**EXERCISE BRIEF:** Where a line of the listing below includes the word "this", reproduce that line.

**DATA ROWS:**
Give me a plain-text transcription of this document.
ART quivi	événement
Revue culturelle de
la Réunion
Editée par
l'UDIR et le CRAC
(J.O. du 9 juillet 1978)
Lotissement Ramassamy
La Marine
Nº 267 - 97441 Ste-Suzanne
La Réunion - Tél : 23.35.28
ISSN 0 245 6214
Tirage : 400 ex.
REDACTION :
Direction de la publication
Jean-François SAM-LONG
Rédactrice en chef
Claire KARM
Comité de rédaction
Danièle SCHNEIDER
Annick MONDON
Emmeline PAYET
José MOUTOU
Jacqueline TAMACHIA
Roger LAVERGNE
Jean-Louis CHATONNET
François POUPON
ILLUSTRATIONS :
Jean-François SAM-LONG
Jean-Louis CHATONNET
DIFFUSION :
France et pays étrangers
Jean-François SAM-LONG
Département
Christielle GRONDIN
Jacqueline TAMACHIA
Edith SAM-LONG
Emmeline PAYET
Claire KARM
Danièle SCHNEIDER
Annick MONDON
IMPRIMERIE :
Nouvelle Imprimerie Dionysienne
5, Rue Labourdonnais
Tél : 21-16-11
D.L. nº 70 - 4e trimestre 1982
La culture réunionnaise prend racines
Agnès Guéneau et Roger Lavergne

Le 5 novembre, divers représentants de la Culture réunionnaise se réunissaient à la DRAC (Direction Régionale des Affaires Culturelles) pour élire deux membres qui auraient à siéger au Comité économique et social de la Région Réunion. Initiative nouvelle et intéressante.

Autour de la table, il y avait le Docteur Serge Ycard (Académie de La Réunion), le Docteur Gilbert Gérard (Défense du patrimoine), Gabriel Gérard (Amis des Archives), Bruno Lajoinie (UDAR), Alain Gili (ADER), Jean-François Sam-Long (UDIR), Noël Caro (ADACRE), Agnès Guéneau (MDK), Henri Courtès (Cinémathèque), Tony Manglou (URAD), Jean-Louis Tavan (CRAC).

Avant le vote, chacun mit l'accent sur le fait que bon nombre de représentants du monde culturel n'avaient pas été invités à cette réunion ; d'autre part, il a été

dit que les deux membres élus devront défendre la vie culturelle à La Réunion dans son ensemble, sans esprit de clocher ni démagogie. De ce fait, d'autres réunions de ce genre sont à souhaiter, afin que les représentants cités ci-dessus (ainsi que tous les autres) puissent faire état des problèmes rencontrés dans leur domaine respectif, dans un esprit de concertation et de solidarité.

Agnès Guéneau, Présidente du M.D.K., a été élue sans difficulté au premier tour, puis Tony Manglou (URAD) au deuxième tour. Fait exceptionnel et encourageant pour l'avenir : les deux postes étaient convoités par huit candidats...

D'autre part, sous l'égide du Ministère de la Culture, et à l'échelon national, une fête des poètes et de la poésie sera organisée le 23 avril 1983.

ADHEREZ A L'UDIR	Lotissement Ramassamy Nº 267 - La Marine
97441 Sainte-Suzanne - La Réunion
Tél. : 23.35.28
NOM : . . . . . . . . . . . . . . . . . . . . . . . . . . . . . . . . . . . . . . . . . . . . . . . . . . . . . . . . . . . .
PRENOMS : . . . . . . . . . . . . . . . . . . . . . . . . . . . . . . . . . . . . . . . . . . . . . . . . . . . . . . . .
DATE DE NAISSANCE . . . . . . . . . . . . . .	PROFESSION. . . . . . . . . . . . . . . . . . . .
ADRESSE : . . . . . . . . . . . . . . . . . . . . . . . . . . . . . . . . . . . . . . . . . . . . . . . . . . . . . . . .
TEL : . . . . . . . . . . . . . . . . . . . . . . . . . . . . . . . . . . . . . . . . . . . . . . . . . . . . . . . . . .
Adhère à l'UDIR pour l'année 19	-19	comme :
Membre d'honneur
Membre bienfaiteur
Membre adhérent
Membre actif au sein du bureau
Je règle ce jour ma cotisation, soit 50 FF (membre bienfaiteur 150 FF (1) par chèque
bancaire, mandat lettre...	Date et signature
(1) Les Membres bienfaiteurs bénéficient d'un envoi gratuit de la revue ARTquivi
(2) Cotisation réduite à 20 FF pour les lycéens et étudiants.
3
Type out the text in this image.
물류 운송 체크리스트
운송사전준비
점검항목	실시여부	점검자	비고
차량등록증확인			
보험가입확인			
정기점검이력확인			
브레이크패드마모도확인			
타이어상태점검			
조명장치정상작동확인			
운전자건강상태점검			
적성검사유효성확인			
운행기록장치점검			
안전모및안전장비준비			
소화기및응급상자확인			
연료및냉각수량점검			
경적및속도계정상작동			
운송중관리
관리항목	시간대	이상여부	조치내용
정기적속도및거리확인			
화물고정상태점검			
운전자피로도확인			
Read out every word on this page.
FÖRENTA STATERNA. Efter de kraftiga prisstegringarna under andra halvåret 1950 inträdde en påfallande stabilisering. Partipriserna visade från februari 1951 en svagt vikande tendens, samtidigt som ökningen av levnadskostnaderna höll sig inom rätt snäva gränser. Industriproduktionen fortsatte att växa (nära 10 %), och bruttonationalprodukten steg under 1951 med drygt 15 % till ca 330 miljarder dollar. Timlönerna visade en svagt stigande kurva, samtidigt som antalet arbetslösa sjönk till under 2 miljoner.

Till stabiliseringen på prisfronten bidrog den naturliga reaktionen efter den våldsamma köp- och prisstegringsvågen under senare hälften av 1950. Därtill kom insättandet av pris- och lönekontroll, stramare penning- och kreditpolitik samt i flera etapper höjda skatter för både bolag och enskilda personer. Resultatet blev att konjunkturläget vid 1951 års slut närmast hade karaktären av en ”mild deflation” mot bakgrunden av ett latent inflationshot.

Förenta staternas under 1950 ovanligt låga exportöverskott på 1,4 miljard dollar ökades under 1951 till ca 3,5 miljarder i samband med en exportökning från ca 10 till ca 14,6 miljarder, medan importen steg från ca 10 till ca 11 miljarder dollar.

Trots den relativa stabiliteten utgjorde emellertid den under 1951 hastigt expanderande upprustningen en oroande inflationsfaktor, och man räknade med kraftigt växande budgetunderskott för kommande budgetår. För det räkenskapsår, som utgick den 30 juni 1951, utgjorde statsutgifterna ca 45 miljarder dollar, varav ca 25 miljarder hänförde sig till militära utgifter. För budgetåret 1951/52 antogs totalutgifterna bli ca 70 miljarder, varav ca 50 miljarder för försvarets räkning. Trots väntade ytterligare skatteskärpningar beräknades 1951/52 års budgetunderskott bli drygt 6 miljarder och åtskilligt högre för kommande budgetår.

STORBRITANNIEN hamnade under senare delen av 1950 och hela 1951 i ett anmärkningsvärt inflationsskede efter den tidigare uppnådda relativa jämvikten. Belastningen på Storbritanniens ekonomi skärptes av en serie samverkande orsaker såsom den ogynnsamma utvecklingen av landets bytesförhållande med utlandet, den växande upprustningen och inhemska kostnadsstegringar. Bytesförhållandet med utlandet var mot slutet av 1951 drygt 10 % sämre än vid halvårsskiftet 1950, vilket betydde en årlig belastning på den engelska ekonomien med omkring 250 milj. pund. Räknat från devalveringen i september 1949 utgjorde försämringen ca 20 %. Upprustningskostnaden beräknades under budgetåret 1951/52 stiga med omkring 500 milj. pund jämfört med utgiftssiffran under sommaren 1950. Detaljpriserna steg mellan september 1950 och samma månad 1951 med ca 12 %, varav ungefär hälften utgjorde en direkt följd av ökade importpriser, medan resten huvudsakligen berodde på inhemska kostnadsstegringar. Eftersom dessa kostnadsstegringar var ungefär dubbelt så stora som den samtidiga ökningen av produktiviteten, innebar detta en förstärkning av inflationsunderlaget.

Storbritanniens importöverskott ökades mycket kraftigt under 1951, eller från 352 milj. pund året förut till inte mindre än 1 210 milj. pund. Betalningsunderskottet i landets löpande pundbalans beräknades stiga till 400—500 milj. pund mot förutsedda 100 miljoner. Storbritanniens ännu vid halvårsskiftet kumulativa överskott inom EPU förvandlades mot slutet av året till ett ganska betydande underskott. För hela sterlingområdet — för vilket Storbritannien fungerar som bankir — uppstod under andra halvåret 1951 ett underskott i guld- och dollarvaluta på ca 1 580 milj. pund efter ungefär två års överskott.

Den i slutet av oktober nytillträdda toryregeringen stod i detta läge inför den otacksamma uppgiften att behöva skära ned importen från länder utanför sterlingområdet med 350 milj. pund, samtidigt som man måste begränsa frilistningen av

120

**WRITTEN SOLUTION:**
Give me a plain-text transcription of this document.
Type out the text in this image.
Read out every word on this page.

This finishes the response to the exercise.